RECORDS FOR THIS EXERCISE

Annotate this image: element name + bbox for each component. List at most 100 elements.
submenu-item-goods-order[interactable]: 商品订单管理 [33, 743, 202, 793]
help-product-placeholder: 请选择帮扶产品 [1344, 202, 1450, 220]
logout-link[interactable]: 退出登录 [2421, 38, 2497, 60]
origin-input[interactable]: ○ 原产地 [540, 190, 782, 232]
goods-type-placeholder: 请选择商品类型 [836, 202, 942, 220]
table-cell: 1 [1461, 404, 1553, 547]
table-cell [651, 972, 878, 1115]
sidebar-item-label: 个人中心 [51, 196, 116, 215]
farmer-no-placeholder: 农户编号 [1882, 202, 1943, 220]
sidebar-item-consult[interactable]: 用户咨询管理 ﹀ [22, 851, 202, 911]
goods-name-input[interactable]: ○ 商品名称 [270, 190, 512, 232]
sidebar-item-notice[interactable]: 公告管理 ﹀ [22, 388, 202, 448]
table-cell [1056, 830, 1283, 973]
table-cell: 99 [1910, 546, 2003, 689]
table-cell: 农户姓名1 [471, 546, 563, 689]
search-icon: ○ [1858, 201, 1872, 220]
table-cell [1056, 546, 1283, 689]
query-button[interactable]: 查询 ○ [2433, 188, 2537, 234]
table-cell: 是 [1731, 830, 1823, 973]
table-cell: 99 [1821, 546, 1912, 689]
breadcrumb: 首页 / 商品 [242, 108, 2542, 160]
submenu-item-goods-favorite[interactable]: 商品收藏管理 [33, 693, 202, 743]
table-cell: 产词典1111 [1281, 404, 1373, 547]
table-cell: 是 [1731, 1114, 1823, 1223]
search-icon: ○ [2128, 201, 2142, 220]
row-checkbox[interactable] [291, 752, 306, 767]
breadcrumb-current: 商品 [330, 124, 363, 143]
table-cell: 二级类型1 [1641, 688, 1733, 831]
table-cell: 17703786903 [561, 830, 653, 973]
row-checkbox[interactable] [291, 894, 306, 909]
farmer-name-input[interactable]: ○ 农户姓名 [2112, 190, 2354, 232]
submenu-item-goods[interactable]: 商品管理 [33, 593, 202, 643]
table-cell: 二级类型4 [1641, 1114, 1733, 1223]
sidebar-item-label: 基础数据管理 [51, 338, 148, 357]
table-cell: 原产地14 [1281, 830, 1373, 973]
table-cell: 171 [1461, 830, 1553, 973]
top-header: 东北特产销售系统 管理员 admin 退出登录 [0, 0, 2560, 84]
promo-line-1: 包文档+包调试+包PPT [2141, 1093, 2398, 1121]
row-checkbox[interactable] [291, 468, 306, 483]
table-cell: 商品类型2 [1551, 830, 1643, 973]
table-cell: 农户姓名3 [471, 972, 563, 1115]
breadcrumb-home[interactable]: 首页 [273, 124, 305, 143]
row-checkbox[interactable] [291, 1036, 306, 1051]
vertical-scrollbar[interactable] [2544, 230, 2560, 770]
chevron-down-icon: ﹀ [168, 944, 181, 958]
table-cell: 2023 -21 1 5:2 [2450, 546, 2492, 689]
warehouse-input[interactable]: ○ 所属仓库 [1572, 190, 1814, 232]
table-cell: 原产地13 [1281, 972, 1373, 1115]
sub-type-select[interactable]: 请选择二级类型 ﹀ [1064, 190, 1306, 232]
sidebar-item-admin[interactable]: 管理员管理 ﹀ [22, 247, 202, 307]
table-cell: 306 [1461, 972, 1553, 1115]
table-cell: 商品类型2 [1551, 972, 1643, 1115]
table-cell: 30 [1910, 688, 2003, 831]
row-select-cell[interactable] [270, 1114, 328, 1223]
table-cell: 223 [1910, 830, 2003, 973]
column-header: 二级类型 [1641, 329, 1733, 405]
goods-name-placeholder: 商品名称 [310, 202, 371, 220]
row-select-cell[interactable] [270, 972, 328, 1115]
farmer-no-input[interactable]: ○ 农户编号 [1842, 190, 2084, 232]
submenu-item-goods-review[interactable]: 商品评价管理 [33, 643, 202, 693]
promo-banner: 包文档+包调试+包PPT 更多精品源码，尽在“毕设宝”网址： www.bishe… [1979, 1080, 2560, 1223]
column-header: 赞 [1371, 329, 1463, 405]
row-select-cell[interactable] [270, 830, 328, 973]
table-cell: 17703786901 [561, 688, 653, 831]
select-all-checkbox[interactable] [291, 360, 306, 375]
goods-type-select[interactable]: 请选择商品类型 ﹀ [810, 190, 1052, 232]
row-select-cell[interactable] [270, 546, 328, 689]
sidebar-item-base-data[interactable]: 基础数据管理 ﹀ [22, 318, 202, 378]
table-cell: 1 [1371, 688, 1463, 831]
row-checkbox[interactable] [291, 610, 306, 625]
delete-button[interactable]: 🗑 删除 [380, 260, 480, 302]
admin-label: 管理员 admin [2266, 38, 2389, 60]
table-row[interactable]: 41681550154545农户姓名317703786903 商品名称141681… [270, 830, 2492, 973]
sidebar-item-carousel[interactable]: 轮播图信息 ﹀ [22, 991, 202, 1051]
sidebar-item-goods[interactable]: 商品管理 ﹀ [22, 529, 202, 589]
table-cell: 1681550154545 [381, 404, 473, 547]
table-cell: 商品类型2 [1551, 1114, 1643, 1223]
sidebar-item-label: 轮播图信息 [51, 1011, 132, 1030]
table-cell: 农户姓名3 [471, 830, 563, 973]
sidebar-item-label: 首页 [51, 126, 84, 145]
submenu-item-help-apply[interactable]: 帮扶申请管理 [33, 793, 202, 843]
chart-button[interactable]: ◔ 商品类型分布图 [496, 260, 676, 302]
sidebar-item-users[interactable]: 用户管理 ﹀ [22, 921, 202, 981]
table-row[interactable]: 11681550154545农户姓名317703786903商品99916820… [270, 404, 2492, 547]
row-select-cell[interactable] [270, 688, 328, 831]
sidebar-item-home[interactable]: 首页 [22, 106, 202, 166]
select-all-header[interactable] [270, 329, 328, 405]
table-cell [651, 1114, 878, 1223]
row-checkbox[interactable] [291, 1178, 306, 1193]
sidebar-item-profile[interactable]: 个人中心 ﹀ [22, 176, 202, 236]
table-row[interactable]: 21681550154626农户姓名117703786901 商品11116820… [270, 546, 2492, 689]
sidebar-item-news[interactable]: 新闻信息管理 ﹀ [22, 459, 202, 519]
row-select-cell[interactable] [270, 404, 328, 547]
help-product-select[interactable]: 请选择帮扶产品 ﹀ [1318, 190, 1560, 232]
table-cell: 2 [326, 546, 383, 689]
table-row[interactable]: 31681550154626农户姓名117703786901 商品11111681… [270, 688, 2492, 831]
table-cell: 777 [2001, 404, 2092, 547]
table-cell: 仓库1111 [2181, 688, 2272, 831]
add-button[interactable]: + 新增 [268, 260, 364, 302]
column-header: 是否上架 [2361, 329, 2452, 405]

WHAT NEEDS TO BE DONE
Reproduce every one of the items above verbatim, keeping each line as it stands.

ANSWER TO THIS EXERCISE
Annotate this image: element name + bbox for each component. List at most 100 elements.
submenu-item-goods-order[interactable]: 商品订单管理 [33, 743, 202, 793]
help-product-placeholder: 请选择帮扶产品 [1344, 202, 1450, 220]
logout-link[interactable]: 退出登录 [2421, 38, 2497, 60]
origin-input[interactable]: ○ 原产地 [540, 190, 782, 232]
goods-type-placeholder: 请选择商品类型 [836, 202, 942, 220]
table-cell: 1 [1461, 404, 1553, 547]
table-cell [651, 972, 878, 1115]
sidebar-item-label: 个人中心 [51, 196, 116, 215]
farmer-no-placeholder: 农户编号 [1882, 202, 1943, 220]
sidebar-item-consult[interactable]: 用户咨询管理 ﹀ [22, 851, 202, 911]
goods-name-input[interactable]: ○ 商品名称 [270, 190, 512, 232]
sidebar-item-notice[interactable]: 公告管理 ﹀ [22, 388, 202, 448]
table-cell [1056, 830, 1283, 973]
table-cell: 99 [1910, 546, 2003, 689]
table-cell: 农户姓名1 [471, 546, 563, 689]
search-icon: ○ [1858, 201, 1872, 220]
table-cell [1056, 546, 1283, 689]
query-button[interactable]: 查询 ○ [2433, 188, 2537, 234]
table-cell: 是 [1731, 830, 1823, 973]
table-cell: 99 [1821, 546, 1912, 689]
breadcrumb: 首页 / 商品 [242, 108, 2542, 160]
submenu-item-goods-favorite[interactable]: 商品收藏管理 [33, 693, 202, 743]
table-cell: 产词典1111 [1281, 404, 1373, 547]
table-cell: 是 [1731, 1114, 1823, 1223]
search-icon: ○ [2128, 201, 2142, 220]
row-checkbox[interactable] [291, 752, 306, 767]
breadcrumb-current: 商品 [330, 124, 363, 143]
table-cell: 二级类型1 [1641, 688, 1733, 831]
table-cell: 17703786903 [561, 830, 653, 973]
row-checkbox[interactable] [291, 894, 306, 909]
farmer-name-input[interactable]: ○ 农户姓名 [2112, 190, 2354, 232]
submenu-item-goods[interactable]: 商品管理 [33, 593, 202, 643]
table-cell: 二级类型4 [1641, 1114, 1733, 1223]
sidebar-item-label: 基础数据管理 [51, 338, 148, 357]
table-cell: 原产地14 [1281, 830, 1373, 973]
table-cell: 171 [1461, 830, 1553, 973]
top-header: 东北特产销售系统 管理员 admin 退出登录 [0, 0, 2560, 84]
promo-line-1: 包文档+包调试+包PPT [2141, 1093, 2398, 1121]
row-checkbox[interactable] [291, 468, 306, 483]
table-cell: 商品类型2 [1551, 830, 1643, 973]
table-cell: 农户姓名3 [471, 972, 563, 1115]
breadcrumb-home[interactable]: 首页 [273, 124, 305, 143]
row-checkbox[interactable] [291, 1036, 306, 1051]
vertical-scrollbar[interactable] [2544, 230, 2560, 770]
chevron-down-icon: ﹀ [168, 944, 181, 958]
table-cell: 2023 -21 1 5:2 [2450, 546, 2492, 689]
warehouse-input[interactable]: ○ 所属仓库 [1572, 190, 1814, 232]
table-cell: 原产地13 [1281, 972, 1373, 1115]
sub-type-select[interactable]: 请选择二级类型 ﹀ [1064, 190, 1306, 232]
sidebar-item-admin[interactable]: 管理员管理 ﹀ [22, 247, 202, 307]
table-cell: 306 [1461, 972, 1553, 1115]
table-cell: 商品类型2 [1551, 972, 1643, 1115]
table-cell: 30 [1910, 688, 2003, 831]
row-select-cell[interactable] [270, 1114, 328, 1223]
table-cell: 223 [1910, 830, 2003, 973]
column-header: 二级类型 [1641, 329, 1733, 405]
goods-name-placeholder: 商品名称 [310, 202, 371, 220]
row-select-cell[interactable] [270, 972, 328, 1115]
farmer-no-input[interactable]: ○ 农户编号 [1842, 190, 2084, 232]
submenu-item-goods-review[interactable]: 商品评价管理 [33, 643, 202, 693]
promo-banner: 包文档+包调试+包PPT 更多精品源码，尽在“毕设宝”网址： www.bishe… [1979, 1080, 2560, 1223]
column-header: 赞 [1371, 329, 1463, 405]
row-select-cell[interactable] [270, 830, 328, 973]
table-cell: 17703786901 [561, 688, 653, 831]
select-all-checkbox[interactable] [291, 360, 306, 375]
goods-type-select[interactable]: 请选择商品类型 ﹀ [810, 190, 1052, 232]
row-select-cell[interactable] [270, 546, 328, 689]
sidebar-item-base-data[interactable]: 基础数据管理 ﹀ [22, 318, 202, 378]
table-cell: 1 [1371, 688, 1463, 831]
row-checkbox[interactable] [291, 610, 306, 625]
delete-button[interactable]: 🗑 删除 [380, 260, 480, 302]
admin-label: 管理员 admin [2266, 38, 2389, 60]
table-row[interactable]: 41681550154545农户姓名317703786903 商品名称141681… [270, 830, 2492, 973]
sidebar-item-carousel[interactable]: 轮播图信息 ﹀ [22, 991, 202, 1051]
sidebar-item-goods[interactable]: 商品管理 ﹀ [22, 529, 202, 589]
table-cell: 1681550154545 [381, 404, 473, 547]
table-cell: 商品类型2 [1551, 1114, 1643, 1223]
sidebar-item-label: 轮播图信息 [51, 1011, 132, 1030]
table-cell: 农户姓名3 [471, 830, 563, 973]
sidebar-item-label: 首页 [51, 126, 84, 145]
submenu-item-help-apply[interactable]: 帮扶申请管理 [33, 793, 202, 843]
chart-button[interactable]: ◔ 商品类型分布图 [496, 260, 676, 302]
sidebar-item-users[interactable]: 用户管理 ﹀ [22, 921, 202, 981]
table-row[interactable]: 11681550154545农户姓名317703786903商品99916820… [270, 404, 2492, 547]
row-select-cell[interactable] [270, 688, 328, 831]
sidebar-item-home[interactable]: 首页 [22, 106, 202, 166]
select-all-header[interactable] [270, 329, 328, 405]
table-cell [651, 1114, 878, 1223]
row-checkbox[interactable] [291, 1178, 306, 1193]
sidebar-item-profile[interactable]: 个人中心 ﹀ [22, 176, 202, 236]
table-row[interactable]: 21681550154626农户姓名117703786901 商品11116820… [270, 546, 2492, 689]
sidebar-item-news[interactable]: 新闻信息管理 ﹀ [22, 459, 202, 519]
row-select-cell[interactable] [270, 404, 328, 547]
help-product-select[interactable]: 请选择帮扶产品 ﹀ [1318, 190, 1560, 232]
table-cell: 2 [326, 546, 383, 689]
table-row[interactable]: 31681550154626农户姓名117703786901 商品11111681… [270, 688, 2492, 831]
table-cell: 777 [2001, 404, 2092, 547]
table-cell: 仓库1111 [2181, 688, 2272, 831]
add-button[interactable]: + 新增 [268, 260, 364, 302]
column-header: 是否上架 [2361, 329, 2452, 405]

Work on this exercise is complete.